_AVAILABLE RECORDS_
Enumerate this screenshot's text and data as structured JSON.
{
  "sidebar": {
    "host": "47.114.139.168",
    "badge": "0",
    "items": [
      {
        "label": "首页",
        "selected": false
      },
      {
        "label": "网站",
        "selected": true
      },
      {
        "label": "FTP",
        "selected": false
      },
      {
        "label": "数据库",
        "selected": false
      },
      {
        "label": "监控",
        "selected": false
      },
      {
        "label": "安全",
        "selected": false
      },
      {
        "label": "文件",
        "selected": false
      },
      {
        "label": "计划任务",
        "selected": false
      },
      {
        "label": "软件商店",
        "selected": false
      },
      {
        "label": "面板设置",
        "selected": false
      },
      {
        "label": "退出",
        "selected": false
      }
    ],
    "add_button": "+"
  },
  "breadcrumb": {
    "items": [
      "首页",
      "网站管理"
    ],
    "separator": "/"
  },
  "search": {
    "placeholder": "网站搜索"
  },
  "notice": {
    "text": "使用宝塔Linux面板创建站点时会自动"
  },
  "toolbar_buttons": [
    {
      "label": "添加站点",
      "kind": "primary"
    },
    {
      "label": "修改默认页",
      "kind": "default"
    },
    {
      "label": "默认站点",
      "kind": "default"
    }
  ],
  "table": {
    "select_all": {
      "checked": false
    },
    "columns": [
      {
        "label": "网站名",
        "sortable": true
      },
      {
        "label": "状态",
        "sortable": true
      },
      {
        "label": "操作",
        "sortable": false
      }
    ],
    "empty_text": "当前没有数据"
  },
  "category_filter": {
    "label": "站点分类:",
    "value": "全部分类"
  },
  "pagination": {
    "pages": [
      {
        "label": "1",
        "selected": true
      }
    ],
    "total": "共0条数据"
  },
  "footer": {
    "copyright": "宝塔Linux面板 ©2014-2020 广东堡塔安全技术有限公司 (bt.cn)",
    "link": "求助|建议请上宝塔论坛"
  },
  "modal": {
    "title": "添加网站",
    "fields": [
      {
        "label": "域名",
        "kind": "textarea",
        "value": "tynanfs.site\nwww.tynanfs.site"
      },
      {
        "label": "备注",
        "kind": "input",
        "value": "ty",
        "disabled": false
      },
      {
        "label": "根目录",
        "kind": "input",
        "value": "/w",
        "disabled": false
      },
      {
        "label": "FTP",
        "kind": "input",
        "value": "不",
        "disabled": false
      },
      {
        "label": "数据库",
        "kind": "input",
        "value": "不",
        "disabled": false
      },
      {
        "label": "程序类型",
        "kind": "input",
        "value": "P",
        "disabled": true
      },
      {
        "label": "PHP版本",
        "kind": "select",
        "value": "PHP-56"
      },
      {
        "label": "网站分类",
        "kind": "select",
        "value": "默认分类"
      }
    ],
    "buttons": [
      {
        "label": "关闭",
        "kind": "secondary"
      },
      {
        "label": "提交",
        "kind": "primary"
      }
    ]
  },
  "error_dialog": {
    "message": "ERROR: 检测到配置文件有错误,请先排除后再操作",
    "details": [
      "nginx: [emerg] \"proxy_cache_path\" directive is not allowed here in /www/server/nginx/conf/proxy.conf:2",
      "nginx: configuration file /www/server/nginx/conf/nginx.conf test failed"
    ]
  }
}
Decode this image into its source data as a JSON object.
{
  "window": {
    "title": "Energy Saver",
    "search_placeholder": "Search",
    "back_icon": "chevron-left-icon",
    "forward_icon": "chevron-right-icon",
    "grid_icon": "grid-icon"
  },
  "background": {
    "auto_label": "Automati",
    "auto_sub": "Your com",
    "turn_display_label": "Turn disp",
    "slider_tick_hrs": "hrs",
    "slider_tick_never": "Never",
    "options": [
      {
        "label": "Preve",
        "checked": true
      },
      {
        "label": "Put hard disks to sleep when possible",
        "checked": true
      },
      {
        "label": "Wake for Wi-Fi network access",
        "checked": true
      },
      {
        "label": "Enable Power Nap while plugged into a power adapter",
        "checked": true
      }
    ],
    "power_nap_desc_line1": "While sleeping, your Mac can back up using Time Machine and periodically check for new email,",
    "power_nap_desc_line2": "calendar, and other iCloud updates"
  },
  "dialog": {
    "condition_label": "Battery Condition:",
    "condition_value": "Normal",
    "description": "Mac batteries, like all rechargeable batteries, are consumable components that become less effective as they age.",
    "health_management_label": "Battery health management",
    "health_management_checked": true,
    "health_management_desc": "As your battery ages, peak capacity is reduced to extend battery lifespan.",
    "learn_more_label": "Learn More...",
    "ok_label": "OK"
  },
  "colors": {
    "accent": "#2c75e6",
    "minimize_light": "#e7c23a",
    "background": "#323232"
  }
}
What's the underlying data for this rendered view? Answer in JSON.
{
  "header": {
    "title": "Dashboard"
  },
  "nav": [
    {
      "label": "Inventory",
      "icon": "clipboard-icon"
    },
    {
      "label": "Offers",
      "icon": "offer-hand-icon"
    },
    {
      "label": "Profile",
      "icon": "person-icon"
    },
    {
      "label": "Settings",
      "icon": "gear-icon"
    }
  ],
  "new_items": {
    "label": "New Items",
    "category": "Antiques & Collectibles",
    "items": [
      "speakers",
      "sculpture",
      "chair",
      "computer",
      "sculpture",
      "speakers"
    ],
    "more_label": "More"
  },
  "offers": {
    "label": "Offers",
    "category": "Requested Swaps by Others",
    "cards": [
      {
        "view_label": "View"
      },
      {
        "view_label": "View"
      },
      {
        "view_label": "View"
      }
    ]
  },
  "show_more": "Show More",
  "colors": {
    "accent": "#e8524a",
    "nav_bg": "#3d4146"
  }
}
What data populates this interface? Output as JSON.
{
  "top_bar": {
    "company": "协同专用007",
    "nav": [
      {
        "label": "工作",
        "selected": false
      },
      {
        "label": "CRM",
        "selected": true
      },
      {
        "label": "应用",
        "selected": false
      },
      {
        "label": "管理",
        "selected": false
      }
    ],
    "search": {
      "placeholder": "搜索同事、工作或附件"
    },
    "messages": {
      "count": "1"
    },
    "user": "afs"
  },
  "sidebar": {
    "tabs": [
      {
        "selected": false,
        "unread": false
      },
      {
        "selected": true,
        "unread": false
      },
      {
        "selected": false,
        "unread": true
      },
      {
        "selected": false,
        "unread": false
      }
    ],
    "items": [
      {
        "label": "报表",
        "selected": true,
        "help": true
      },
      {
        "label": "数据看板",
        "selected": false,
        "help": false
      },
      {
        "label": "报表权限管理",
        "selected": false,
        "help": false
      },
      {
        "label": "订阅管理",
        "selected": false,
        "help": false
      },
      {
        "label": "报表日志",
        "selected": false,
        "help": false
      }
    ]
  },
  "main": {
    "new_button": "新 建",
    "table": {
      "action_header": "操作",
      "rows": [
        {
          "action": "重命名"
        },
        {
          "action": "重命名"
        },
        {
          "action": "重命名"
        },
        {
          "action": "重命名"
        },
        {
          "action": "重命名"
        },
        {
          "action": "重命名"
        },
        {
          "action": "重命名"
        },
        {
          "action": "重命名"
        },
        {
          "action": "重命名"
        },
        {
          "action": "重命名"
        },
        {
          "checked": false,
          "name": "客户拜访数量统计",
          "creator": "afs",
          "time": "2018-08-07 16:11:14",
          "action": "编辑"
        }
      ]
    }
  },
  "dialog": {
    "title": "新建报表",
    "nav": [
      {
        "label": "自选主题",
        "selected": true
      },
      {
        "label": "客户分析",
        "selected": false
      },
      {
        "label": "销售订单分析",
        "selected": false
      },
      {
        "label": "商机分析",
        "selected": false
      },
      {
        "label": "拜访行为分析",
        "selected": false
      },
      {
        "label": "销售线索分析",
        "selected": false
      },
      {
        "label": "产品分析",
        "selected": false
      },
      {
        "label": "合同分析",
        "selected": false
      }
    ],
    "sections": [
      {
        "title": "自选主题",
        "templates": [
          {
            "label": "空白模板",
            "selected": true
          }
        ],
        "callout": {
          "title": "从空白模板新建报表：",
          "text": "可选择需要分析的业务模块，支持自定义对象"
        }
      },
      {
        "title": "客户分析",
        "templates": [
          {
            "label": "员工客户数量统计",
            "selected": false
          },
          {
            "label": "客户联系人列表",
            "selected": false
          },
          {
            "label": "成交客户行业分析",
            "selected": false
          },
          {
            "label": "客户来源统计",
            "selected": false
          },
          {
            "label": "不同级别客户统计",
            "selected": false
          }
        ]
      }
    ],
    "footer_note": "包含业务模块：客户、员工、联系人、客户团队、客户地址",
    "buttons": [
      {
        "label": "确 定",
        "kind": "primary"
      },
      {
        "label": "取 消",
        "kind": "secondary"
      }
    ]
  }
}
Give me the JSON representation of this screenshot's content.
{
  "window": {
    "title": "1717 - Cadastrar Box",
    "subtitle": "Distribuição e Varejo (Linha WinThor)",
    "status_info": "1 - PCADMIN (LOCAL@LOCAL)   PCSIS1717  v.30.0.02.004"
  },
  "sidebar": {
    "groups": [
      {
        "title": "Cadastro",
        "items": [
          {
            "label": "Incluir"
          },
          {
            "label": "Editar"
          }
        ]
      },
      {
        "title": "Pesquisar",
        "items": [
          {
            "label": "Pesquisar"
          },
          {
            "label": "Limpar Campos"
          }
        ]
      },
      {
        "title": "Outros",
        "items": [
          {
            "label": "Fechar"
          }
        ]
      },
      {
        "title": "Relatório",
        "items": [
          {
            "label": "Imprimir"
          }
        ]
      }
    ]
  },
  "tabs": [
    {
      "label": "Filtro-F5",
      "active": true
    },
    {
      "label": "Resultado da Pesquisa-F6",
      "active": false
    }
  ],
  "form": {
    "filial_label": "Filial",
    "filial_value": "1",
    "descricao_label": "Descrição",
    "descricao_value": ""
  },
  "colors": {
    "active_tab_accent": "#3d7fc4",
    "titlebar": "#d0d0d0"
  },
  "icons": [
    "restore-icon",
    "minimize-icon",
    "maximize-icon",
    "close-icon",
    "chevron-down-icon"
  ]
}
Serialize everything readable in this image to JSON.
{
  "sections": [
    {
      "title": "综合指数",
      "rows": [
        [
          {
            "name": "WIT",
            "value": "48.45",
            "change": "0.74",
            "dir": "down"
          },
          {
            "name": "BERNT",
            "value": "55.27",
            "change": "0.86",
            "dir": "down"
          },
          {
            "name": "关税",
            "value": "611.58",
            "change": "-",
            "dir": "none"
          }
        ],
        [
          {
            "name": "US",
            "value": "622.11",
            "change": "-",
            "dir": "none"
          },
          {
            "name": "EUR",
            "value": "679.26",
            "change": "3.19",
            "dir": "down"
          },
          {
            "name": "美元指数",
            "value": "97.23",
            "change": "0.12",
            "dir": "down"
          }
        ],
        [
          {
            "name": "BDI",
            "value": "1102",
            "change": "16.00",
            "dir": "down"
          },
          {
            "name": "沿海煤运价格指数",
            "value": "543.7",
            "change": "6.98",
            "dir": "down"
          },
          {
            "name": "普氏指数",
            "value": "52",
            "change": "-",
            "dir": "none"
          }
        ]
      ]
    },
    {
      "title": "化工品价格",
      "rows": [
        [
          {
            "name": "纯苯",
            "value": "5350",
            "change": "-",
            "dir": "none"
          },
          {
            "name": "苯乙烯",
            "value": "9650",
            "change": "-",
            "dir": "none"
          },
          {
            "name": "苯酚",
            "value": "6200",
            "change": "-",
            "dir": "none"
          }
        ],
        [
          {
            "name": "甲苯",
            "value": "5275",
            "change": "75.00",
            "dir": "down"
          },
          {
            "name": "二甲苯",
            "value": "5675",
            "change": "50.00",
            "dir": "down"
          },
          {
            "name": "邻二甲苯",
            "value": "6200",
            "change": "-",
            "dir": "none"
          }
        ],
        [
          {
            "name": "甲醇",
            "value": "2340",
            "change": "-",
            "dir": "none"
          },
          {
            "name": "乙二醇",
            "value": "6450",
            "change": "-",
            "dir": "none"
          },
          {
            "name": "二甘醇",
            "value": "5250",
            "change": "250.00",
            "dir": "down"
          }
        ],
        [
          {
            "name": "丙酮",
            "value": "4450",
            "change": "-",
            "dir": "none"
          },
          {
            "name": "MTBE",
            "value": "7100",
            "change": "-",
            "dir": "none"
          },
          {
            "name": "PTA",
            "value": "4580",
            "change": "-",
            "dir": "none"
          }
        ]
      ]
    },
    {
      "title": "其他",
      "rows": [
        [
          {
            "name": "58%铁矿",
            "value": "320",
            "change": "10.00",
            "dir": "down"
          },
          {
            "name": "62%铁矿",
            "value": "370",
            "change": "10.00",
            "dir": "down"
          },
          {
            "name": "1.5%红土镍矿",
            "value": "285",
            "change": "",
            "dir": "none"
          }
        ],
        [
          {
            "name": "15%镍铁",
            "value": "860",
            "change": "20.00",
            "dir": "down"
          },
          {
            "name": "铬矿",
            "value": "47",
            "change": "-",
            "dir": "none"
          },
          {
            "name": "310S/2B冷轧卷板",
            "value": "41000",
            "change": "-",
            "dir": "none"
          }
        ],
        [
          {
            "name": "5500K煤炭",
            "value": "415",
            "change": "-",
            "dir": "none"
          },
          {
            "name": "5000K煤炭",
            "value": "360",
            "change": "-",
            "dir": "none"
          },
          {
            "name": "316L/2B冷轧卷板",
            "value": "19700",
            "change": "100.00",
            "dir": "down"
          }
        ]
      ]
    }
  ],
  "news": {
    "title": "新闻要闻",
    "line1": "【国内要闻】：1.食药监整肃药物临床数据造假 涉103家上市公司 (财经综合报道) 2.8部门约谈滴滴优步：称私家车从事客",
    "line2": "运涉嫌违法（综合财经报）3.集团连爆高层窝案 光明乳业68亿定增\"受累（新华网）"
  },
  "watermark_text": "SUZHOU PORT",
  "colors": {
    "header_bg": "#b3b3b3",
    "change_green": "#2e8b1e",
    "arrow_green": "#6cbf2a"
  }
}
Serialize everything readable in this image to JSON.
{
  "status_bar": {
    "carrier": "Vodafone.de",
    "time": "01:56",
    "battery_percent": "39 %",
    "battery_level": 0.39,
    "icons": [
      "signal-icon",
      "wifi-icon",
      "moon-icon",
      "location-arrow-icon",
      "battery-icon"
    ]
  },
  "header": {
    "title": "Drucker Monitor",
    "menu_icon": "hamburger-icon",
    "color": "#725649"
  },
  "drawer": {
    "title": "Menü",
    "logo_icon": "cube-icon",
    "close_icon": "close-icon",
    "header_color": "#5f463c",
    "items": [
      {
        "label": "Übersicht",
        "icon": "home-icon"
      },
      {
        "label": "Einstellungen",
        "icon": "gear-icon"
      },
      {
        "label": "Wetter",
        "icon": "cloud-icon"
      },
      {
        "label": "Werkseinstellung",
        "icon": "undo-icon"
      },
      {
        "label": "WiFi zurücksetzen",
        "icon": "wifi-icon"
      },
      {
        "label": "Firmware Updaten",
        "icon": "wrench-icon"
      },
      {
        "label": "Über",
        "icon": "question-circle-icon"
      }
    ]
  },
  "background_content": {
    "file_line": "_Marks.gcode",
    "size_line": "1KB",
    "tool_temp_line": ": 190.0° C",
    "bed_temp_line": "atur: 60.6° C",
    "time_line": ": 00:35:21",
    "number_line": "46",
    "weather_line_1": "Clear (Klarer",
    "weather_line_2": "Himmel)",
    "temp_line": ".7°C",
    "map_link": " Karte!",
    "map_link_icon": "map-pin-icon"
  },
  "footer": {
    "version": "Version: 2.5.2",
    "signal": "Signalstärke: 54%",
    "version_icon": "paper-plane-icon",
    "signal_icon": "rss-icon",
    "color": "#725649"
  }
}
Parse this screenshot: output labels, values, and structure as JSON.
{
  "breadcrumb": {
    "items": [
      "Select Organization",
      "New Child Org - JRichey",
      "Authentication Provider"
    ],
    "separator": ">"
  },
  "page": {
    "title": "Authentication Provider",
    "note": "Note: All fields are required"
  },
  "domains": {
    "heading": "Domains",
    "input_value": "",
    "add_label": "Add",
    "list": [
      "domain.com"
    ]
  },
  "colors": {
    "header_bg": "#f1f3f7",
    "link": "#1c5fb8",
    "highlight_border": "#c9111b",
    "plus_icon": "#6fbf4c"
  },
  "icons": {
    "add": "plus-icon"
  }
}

_EXERCISE REQUIREMENTS_
Filter out every line that lacks the word "Authentication", and copy the rest.

_FULL OUTPUT_
      "Authentication Provider"
    "title": "Authentication Provider",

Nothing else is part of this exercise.